## Start Record extracts

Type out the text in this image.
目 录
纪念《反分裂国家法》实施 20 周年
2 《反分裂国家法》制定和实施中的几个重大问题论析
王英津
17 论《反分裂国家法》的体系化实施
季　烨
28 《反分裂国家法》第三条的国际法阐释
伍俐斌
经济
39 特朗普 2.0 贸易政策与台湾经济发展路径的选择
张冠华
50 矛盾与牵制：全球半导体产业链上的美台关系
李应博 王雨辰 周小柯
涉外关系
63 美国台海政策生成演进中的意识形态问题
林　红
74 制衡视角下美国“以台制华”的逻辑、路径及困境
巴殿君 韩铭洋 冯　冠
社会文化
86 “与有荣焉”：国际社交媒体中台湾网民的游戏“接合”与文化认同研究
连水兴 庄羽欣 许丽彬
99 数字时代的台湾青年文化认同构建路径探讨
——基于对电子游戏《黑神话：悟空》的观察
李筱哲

## End Record extracts
## Start Record extracts

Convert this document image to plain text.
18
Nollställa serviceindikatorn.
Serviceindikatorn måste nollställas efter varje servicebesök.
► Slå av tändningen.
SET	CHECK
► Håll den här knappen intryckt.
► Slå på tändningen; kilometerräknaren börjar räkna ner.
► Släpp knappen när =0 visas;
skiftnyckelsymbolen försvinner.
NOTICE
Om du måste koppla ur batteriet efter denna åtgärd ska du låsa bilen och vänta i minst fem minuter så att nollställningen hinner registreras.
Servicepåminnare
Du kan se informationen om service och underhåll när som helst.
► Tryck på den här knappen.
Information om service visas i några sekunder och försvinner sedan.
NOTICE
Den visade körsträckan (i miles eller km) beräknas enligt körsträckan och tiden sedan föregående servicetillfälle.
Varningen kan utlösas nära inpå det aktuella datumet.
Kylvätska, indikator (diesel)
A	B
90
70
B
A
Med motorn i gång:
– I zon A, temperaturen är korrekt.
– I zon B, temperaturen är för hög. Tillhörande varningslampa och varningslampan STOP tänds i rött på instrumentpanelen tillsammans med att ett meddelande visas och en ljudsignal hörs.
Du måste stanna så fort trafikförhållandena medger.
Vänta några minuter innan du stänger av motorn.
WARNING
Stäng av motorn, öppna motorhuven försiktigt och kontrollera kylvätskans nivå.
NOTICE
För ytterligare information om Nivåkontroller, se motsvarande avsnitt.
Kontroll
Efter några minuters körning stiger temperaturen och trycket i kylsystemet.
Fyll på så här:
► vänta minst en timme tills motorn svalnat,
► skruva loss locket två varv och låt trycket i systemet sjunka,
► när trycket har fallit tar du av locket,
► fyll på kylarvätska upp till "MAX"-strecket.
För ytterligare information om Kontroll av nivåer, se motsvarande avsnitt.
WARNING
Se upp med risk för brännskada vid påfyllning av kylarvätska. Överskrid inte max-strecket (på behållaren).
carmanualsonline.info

## End Record extracts

**What you should do:**
Work out the count of lines containing the word "motorn", then write only that count.

**Task result:**
4